Extracts from a graphics dataset
* begin *

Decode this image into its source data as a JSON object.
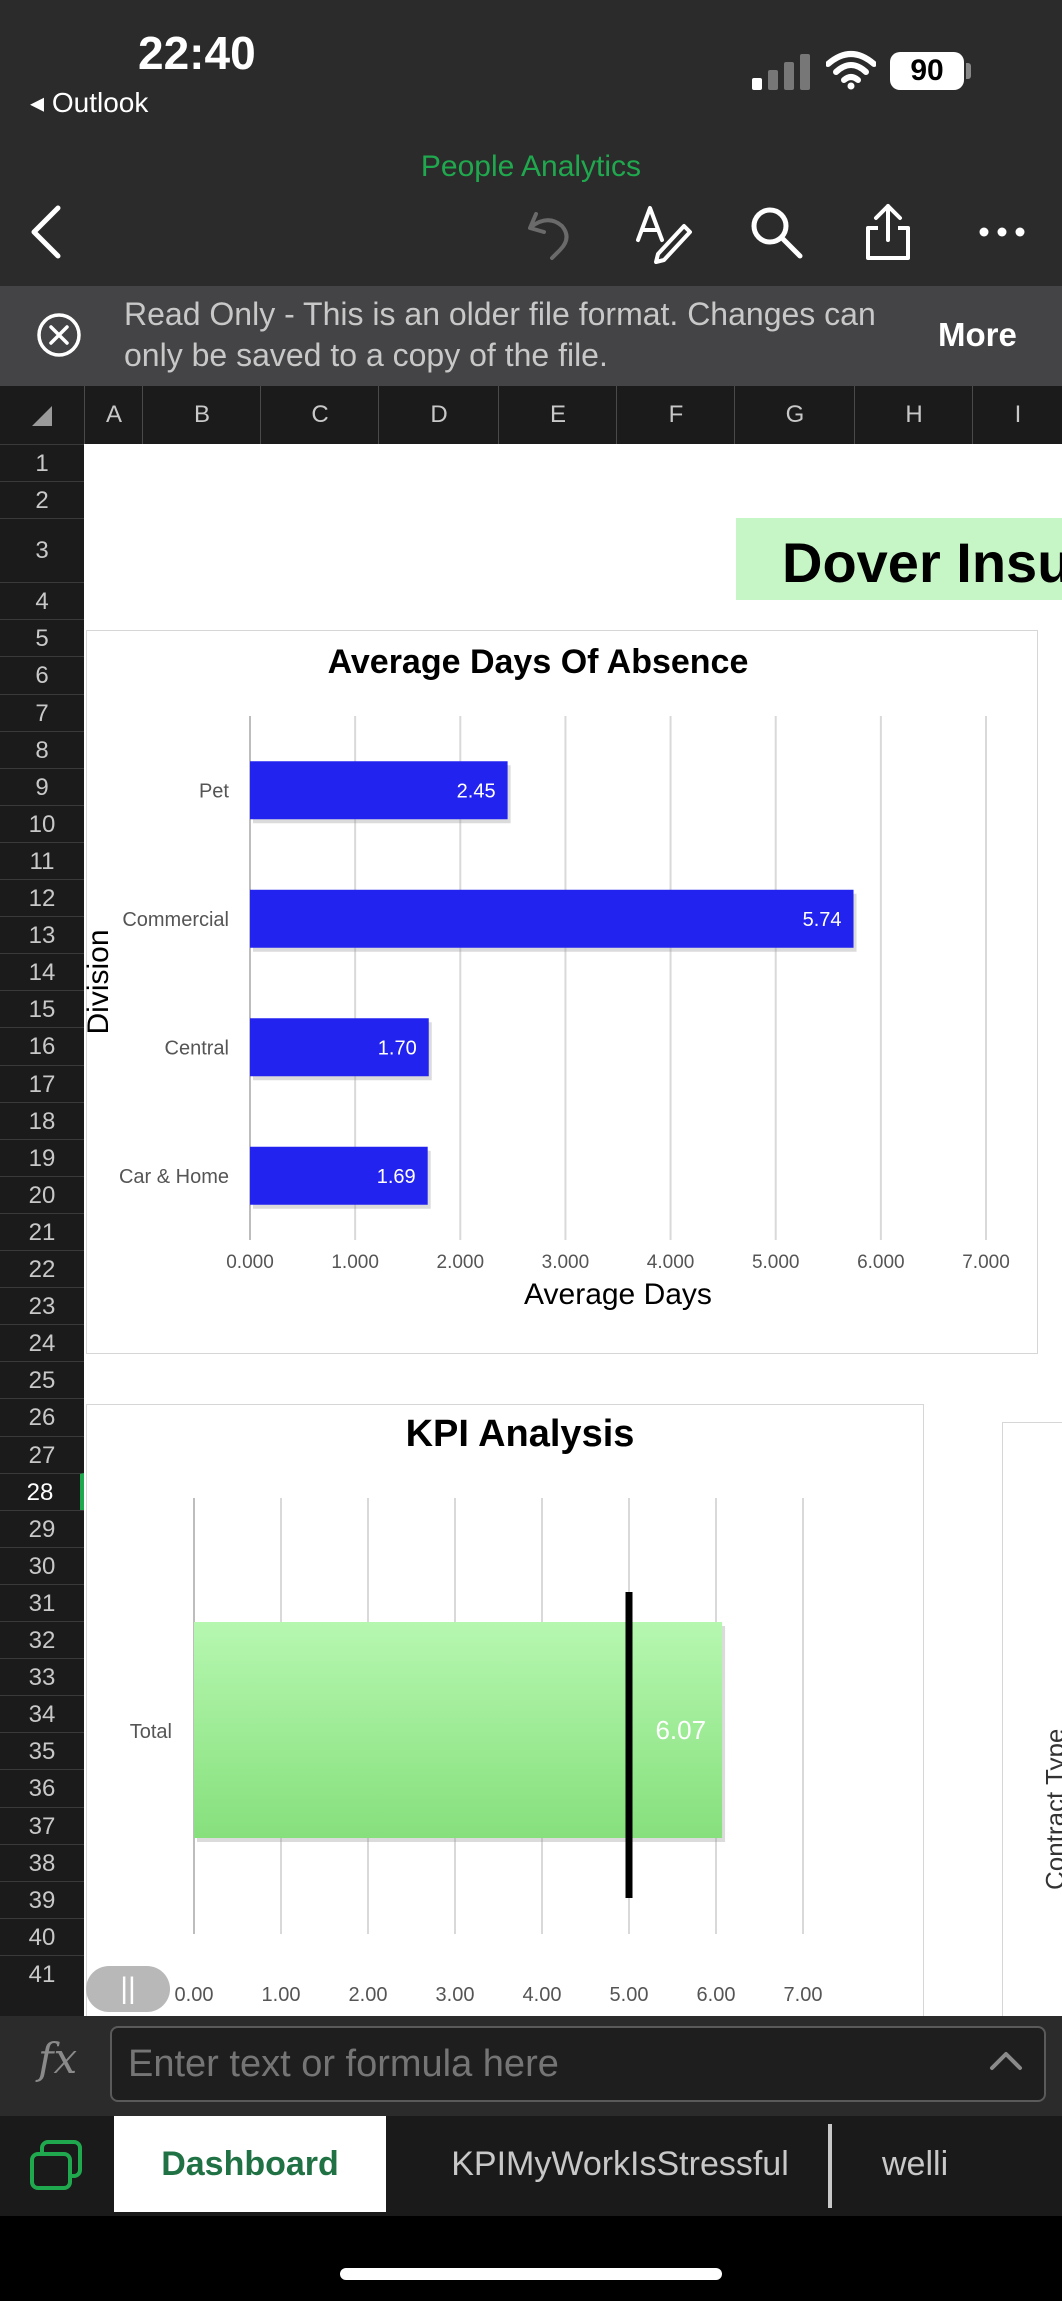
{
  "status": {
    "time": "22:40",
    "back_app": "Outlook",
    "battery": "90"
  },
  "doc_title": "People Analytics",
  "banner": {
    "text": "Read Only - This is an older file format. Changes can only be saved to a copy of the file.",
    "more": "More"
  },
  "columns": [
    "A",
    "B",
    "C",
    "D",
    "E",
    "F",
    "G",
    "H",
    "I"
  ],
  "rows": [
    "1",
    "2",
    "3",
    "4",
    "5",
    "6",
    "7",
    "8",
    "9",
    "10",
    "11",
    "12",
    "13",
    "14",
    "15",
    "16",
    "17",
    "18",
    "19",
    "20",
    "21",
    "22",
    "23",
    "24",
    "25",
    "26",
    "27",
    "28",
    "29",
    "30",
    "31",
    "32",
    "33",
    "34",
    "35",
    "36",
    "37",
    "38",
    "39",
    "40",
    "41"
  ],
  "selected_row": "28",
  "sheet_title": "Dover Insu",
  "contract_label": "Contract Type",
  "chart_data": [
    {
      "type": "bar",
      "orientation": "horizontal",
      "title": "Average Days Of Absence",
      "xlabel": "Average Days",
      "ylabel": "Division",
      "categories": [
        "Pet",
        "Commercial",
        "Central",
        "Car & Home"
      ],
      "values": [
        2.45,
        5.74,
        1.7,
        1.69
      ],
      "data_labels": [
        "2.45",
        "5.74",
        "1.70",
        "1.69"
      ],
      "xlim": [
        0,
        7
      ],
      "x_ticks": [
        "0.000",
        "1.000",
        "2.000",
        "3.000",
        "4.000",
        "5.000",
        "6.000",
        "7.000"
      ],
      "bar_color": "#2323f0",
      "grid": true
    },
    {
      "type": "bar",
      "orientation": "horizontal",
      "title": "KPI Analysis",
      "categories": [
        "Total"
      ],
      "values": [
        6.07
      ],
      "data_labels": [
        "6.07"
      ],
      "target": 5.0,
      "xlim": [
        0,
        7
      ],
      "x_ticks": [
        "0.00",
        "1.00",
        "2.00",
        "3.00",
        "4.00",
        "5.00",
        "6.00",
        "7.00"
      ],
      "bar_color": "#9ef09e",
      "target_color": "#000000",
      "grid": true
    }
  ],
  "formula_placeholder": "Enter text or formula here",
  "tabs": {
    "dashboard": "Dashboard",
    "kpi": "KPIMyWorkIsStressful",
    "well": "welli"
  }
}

* end *

▶ [GIVEN PROBLEM]: The material above holds pictures; copy everything else in it exactly.

▶ [EXPECTED ANSWER]:
Decode this image into its source data as a JSON object.
{
  "status": {
    "time": "22:40",
    "back_app": "Outlook",
    "battery": "90"
  },
  "doc_title": "People Analytics",
  "banner": {
    "text": "Read Only - This is an older file format. Changes can only be saved to a copy of the file.",
    "more": "More"
  },
  "columns": [
    "A",
    "B",
    "C",
    "D",
    "E",
    "F",
    "G",
    "H",
    "I"
  ],
  "rows": [
    "1",
    "2",
    "3",
    "4",
    "5",
    "6",
    "7",
    "8",
    "9",
    "10",
    "11",
    "12",
    "13",
    "14",
    "15",
    "16",
    "17",
    "18",
    "19",
    "20",
    "21",
    "22",
    "23",
    "24",
    "25",
    "26",
    "27",
    "28",
    "29",
    "30",
    "31",
    "32",
    "33",
    "34",
    "35",
    "36",
    "37",
    "38",
    "39",
    "40",
    "41"
  ],
  "selected_row": "28",
  "sheet_title": "Dover Insu",
  "contract_label": "Contract Type",
  "chart_data": [
    {
      "type": "bar",
      "orientation": "horizontal",
      "title": "Average Days Of Absence",
      "xlabel": "Average Days",
      "ylabel": "Division",
      "categories": [
        "Pet",
        "Commercial",
        "Central",
        "Car & Home"
      ],
      "values": [
        2.45,
        5.74,
        1.7,
        1.69
      ],
      "data_labels": [
        "2.45",
        "5.74",
        "1.70",
        "1.69"
      ],
      "xlim": [
        0,
        7
      ],
      "x_ticks": [
        "0.000",
        "1.000",
        "2.000",
        "3.000",
        "4.000",
        "5.000",
        "6.000",
        "7.000"
      ],
      "bar_color": "#2323f0",
      "grid": true
    },
    {
      "type": "bar",
      "orientation": "horizontal",
      "title": "KPI Analysis",
      "categories": [
        "Total"
      ],
      "values": [
        6.07
      ],
      "data_labels": [
        "6.07"
      ],
      "target": 5.0,
      "xlim": [
        0,
        7
      ],
      "x_ticks": [
        "0.00",
        "1.00",
        "2.00",
        "3.00",
        "4.00",
        "5.00",
        "6.00",
        "7.00"
      ],
      "bar_color": "#9ef09e",
      "target_color": "#000000",
      "grid": true
    }
  ],
  "formula_placeholder": "Enter text or formula here",
  "tabs": {
    "dashboard": "Dashboard",
    "kpi": "KPIMyWorkIsStressful",
    "well": "welli"
  }
}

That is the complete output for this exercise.